● AIM
Extract the full set of records, then give each one again exactly.

● ROWS
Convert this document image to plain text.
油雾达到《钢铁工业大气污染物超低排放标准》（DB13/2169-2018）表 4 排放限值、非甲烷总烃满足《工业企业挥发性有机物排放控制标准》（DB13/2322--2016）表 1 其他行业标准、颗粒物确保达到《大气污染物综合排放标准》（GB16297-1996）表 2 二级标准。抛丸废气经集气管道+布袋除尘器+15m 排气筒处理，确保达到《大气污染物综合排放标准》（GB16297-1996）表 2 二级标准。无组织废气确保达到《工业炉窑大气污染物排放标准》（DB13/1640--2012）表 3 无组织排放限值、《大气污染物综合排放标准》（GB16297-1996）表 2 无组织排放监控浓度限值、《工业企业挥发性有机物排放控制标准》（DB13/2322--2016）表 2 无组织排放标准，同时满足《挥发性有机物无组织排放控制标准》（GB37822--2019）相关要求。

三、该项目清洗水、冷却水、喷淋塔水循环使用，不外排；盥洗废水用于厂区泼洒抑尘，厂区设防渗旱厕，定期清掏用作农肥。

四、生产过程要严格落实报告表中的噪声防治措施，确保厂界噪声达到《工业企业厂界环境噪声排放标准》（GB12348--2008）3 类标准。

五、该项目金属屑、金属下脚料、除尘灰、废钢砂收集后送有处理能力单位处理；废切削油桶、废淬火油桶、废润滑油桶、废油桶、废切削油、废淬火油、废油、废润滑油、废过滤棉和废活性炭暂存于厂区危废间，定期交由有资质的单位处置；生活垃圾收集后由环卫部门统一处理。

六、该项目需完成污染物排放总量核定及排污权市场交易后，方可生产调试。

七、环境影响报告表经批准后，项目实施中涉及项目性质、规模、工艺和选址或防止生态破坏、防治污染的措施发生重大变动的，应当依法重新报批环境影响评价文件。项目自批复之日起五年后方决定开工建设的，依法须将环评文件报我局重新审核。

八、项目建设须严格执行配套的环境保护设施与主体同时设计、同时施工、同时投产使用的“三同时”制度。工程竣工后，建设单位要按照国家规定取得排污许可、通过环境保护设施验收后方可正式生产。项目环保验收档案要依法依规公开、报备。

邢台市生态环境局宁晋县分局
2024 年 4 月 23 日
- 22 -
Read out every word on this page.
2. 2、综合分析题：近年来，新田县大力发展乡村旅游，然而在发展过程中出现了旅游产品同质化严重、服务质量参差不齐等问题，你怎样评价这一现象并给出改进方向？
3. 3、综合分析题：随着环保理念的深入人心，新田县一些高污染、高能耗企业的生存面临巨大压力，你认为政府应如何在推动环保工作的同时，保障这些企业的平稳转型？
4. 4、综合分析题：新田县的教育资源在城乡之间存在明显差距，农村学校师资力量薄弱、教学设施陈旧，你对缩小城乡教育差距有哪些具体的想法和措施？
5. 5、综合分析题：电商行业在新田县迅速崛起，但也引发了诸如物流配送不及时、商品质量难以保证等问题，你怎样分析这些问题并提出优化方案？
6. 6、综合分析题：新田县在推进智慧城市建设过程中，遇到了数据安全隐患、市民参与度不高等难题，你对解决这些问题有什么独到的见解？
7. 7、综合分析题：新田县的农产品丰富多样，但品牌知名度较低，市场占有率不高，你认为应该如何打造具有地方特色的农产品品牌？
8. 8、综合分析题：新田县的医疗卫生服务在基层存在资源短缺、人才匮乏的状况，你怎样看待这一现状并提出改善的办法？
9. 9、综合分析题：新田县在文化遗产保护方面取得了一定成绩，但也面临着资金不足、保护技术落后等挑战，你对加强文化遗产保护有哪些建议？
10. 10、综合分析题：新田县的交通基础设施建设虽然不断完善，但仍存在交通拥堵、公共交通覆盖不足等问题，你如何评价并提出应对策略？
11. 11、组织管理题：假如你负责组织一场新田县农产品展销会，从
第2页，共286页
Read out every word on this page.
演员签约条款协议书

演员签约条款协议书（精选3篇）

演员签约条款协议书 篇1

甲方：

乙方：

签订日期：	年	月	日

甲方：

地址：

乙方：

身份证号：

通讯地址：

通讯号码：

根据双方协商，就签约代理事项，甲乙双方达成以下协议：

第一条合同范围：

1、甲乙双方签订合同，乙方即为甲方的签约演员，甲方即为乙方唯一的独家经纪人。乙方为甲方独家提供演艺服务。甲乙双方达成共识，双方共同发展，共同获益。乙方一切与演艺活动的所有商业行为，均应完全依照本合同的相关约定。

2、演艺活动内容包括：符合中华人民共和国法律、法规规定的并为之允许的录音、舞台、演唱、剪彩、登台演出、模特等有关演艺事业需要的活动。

● REPLY TO THE EXERCISE
Convert this document image to plain text.
油雾达到《钢铁工业大气污染物超低排放标准》（DB13/2169-2018）表 4 排放限值、非甲烷总烃满足《工业企业挥发性有机物排放控制标准》（DB13/2322--2016）表 1 其他行业标准、颗粒物确保达到《大气污染物综合排放标准》（GB16297-1996）表 2 二级标准。抛丸废气经集气管道+布袋除尘器+15m 排气筒处理，确保达到《大气污染物综合排放标准》（GB16297-1996）表 2 二级标准。无组织废气确保达到《工业炉窑大气污染物排放标准》（DB13/1640--2012）表 3 无组织排放限值、《大气污染物综合排放标准》（GB16297-1996）表 2 无组织排放监控浓度限值、《工业企业挥发性有机物排放控制标准》（DB13/2322--2016）表 2 无组织排放标准，同时满足《挥发性有机物无组织排放控制标准》（GB37822--2019）相关要求。

三、该项目清洗水、冷却水、喷淋塔水循环使用，不外排；盥洗废水用于厂区泼洒抑尘，厂区设防渗旱厕，定期清掏用作农肥。

四、生产过程要严格落实报告表中的噪声防治措施，确保厂界噪声达到《工业企业厂界环境噪声排放标准》（GB12348--2008）3 类标准。

五、该项目金属屑、金属下脚料、除尘灰、废钢砂收集后送有处理能力单位处理；废切削油桶、废淬火油桶、废润滑油桶、废油桶、废切削油、废淬火油、废油、废润滑油、废过滤棉和废活性炭暂存于厂区危废间，定期交由有资质的单位处置；生活垃圾收集后由环卫部门统一处理。

六、该项目需完成污染物排放总量核定及排污权市场交易后，方可生产调试。

七、环境影响报告表经批准后，项目实施中涉及项目性质、规模、工艺和选址或防止生态破坏、防治污染的措施发生重大变动的，应当依法重新报批环境影响评价文件。项目自批复之日起五年后方决定开工建设的，依法须将环评文件报我局重新审核。

八、项目建设须严格执行配套的环境保护设施与主体同时设计、同时施工、同时投产使用的“三同时”制度。工程竣工后，建设单位要按照国家规定取得排污许可、通过环境保护设施验收后方可正式生产。项目环保验收档案要依法依规公开、报备。

邢台市生态环境局宁晋县分局
2024 年 4 月 23 日
- 22 -
Read out every word on this page.
2. 2、综合分析题：近年来，新田县大力发展乡村旅游，然而在发展过程中出现了旅游产品同质化严重、服务质量参差不齐等问题，你怎样评价这一现象并给出改进方向？
3. 3、综合分析题：随着环保理念的深入人心，新田县一些高污染、高能耗企业的生存面临巨大压力，你认为政府应如何在推动环保工作的同时，保障这些企业的平稳转型？
4. 4、综合分析题：新田县的教育资源在城乡之间存在明显差距，农村学校师资力量薄弱、教学设施陈旧，你对缩小城乡教育差距有哪些具体的想法和措施？
5. 5、综合分析题：电商行业在新田县迅速崛起，但也引发了诸如物流配送不及时、商品质量难以保证等问题，你怎样分析这些问题并提出优化方案？
6. 6、综合分析题：新田县在推进智慧城市建设过程中，遇到了数据安全隐患、市民参与度不高等难题，你对解决这些问题有什么独到的见解？
7. 7、综合分析题：新田县的农产品丰富多样，但品牌知名度较低，市场占有率不高，你认为应该如何打造具有地方特色的农产品品牌？
8. 8、综合分析题：新田县的医疗卫生服务在基层存在资源短缺、人才匮乏的状况，你怎样看待这一现状并提出改善的办法？
9. 9、综合分析题：新田县在文化遗产保护方面取得了一定成绩，但也面临着资金不足、保护技术落后等挑战，你对加强文化遗产保护有哪些建议？
10. 10、综合分析题：新田县的交通基础设施建设虽然不断完善，但仍存在交通拥堵、公共交通覆盖不足等问题，你如何评价并提出应对策略？
11. 11、组织管理题：假如你负责组织一场新田县农产品展销会，从
第2页，共286页
Read out every word on this page.
演员签约条款协议书

演员签约条款协议书（精选3篇）

演员签约条款协议书 篇1

甲方：

乙方：

签订日期：	年	月	日

甲方：

地址：

乙方：

身份证号：

通讯地址：

通讯号码：

根据双方协商，就签约代理事项，甲乙双方达成以下协议：

第一条合同范围：

1、甲乙双方签订合同，乙方即为甲方的签约演员，甲方即为乙方唯一的独家经纪人。乙方为甲方独家提供演艺服务。甲乙双方达成共识，双方共同发展，共同获益。乙方一切与演艺活动的所有商业行为，均应完全依照本合同的相关约定。

2、演艺活动内容包括：符合中华人民共和国法律、法规规定的并为之允许的录音、舞台、演唱、剪彩、登台演出、模特等有关演艺事业需要的活动。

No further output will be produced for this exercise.